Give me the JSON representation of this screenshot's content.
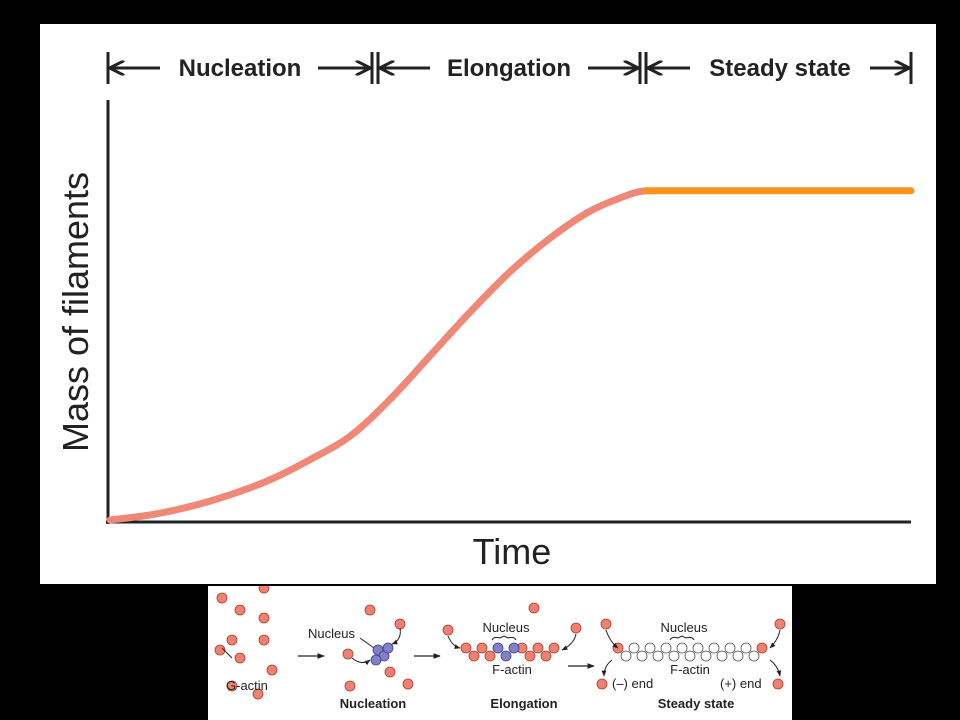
{
  "chart_data": {
    "type": "line",
    "title": "",
    "xlabel": "Time",
    "ylabel": "Mass of filaments",
    "xlim": [
      0,
      100
    ],
    "ylim": [
      0,
      100
    ],
    "grid": false,
    "phases": [
      {
        "label": "Nucleation",
        "start": 0,
        "end": 33
      },
      {
        "label": "Elongation",
        "start": 33,
        "end": 67
      },
      {
        "label": "Steady state",
        "start": 67,
        "end": 100
      }
    ],
    "series": [
      {
        "color": "#f08878",
        "x": [
          0,
          5,
          10,
          15,
          20,
          25,
          30,
          35,
          40,
          45,
          50,
          55,
          60,
          65,
          67
        ],
        "values": [
          0,
          1.5,
          4,
          7.5,
          12,
          18,
          25,
          36,
          49,
          62,
          74,
          84,
          92,
          97,
          98
        ]
      },
      {
        "color": "#f8941e",
        "x": [
          67,
          100
        ],
        "values": [
          98,
          98
        ]
      }
    ]
  },
  "figure": {
    "labels": {
      "g_actin": "G-actin",
      "nucleus_1": "Nucleus",
      "nucleus_2": "Nucleus",
      "nucleus_3": "Nucleus",
      "f_actin_1": "F-actin",
      "f_actin_2": "F-actin",
      "minus_end": "(–) end",
      "plus_end": "(+) end"
    },
    "captions": {
      "nucleation": "Nucleation",
      "elongation": "Elongation",
      "steady_state": "Steady state"
    },
    "colors": {
      "g_actin": "#f08070",
      "nucleus": "#8080cc",
      "f_actin_open": "#ffffff"
    }
  }
}
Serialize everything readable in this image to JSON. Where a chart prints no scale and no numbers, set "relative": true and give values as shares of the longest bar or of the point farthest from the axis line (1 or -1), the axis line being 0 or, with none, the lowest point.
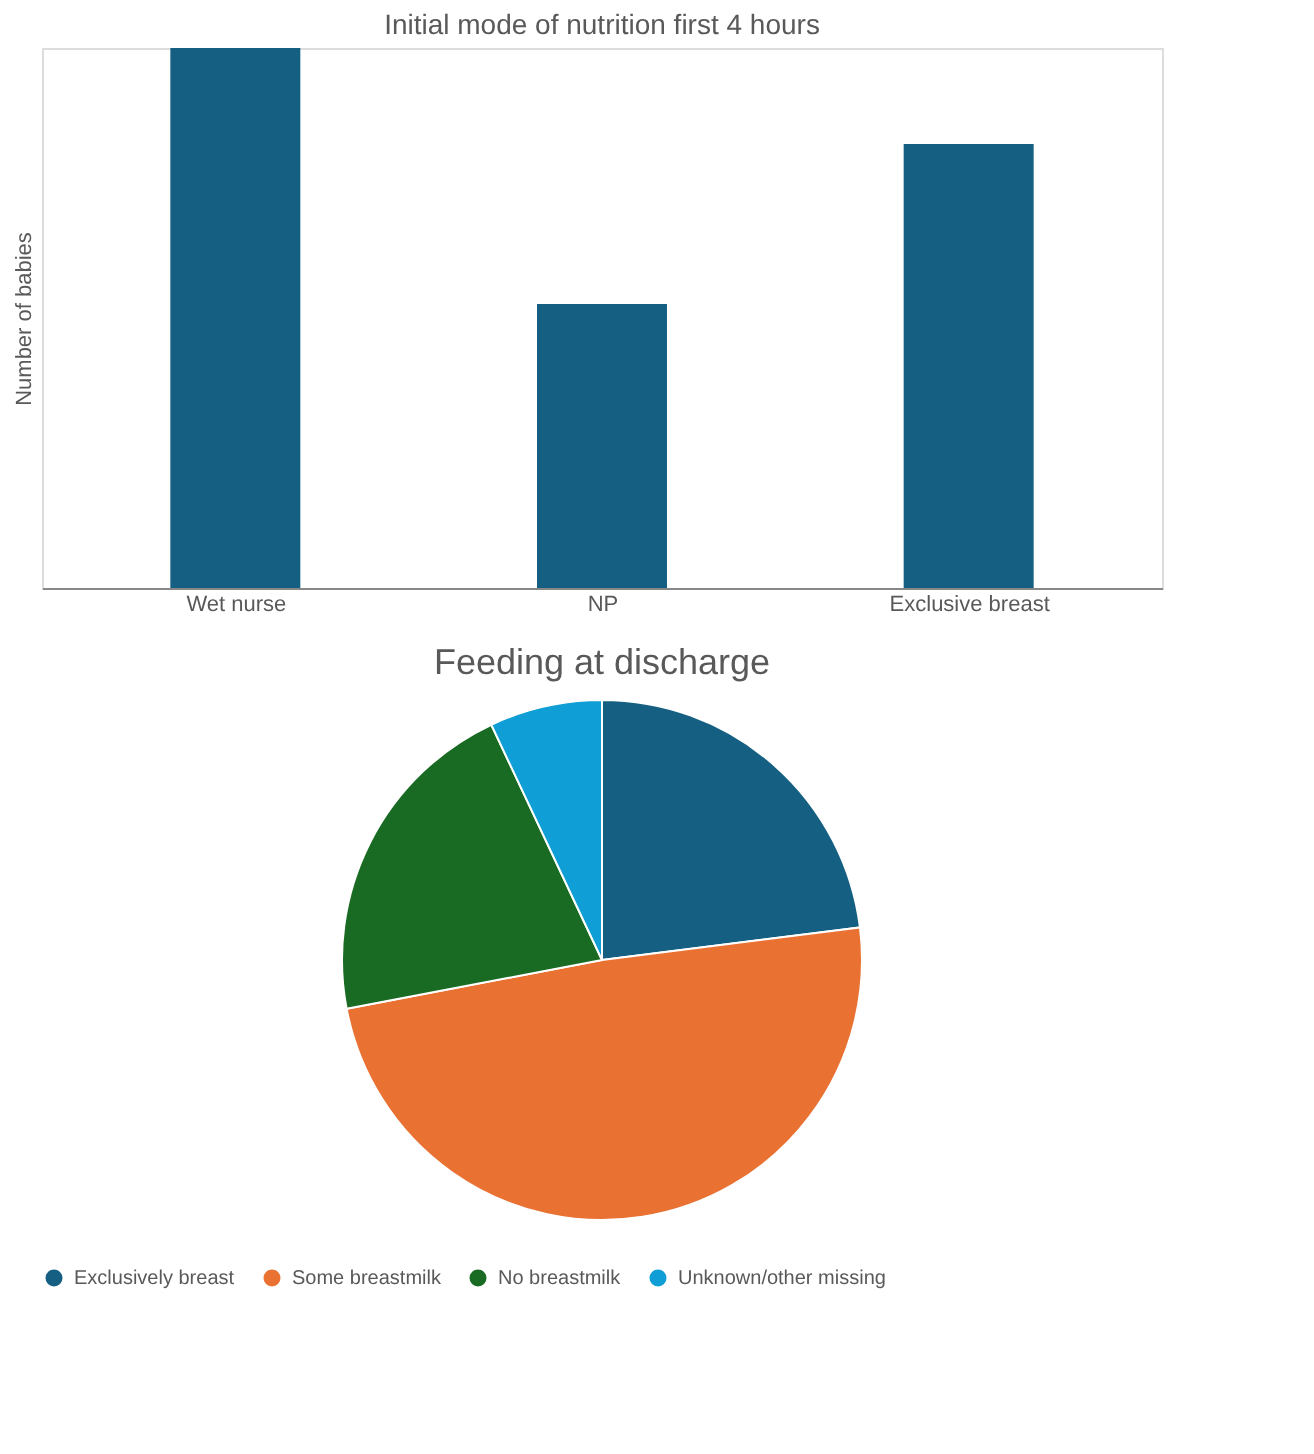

**Task requirements:**
All of the entries above should be duplicated exactly, except for the pictures.

**Answer for the task:**
Give me the JSON representation of this screenshot's content.
{
  "chart_data": {
    "type": "line",
    "title": "",
    "xlabel": "Time",
    "ylabel": "Mass of filaments",
    "xlim": [
      0,
      100
    ],
    "ylim": [
      0,
      100
    ],
    "grid": false,
    "phases": [
      {
        "label": "Nucleation",
        "start": 0,
        "end": 33
      },
      {
        "label": "Elongation",
        "start": 33,
        "end": 67
      },
      {
        "label": "Steady state",
        "start": 67,
        "end": 100
      }
    ],
    "series": [
      {
        "color": "#f08878",
        "x": [
          0,
          5,
          10,
          15,
          20,
          25,
          30,
          35,
          40,
          45,
          50,
          55,
          60,
          65,
          67
        ],
        "values": [
          0,
          1.5,
          4,
          7.5,
          12,
          18,
          25,
          36,
          49,
          62,
          74,
          84,
          92,
          97,
          98
        ]
      },
      {
        "color": "#f8941e",
        "x": [
          67,
          100
        ],
        "values": [
          98,
          98
        ]
      }
    ]
  },
  "figure": {
    "labels": {
      "g_actin": "G-actin",
      "nucleus_1": "Nucleus",
      "nucleus_2": "Nucleus",
      "nucleus_3": "Nucleus",
      "f_actin_1": "F-actin",
      "f_actin_2": "F-actin",
      "minus_end": "(–) end",
      "plus_end": "(+) end"
    },
    "captions": {
      "nucleation": "Nucleation",
      "elongation": "Elongation",
      "steady_state": "Steady state"
    },
    "colors": {
      "g_actin": "#f08070",
      "nucleus": "#8080cc",
      "f_actin_open": "#ffffff"
    }
  }
}
Serialize everything readable in this image to JSON. Where a chart prints no scale and no numbers, set "relative": true and give values as shares of the longest bar or of the point farthest from the axis line (1 or -1), the axis line being 0 or, with none, the lowest point.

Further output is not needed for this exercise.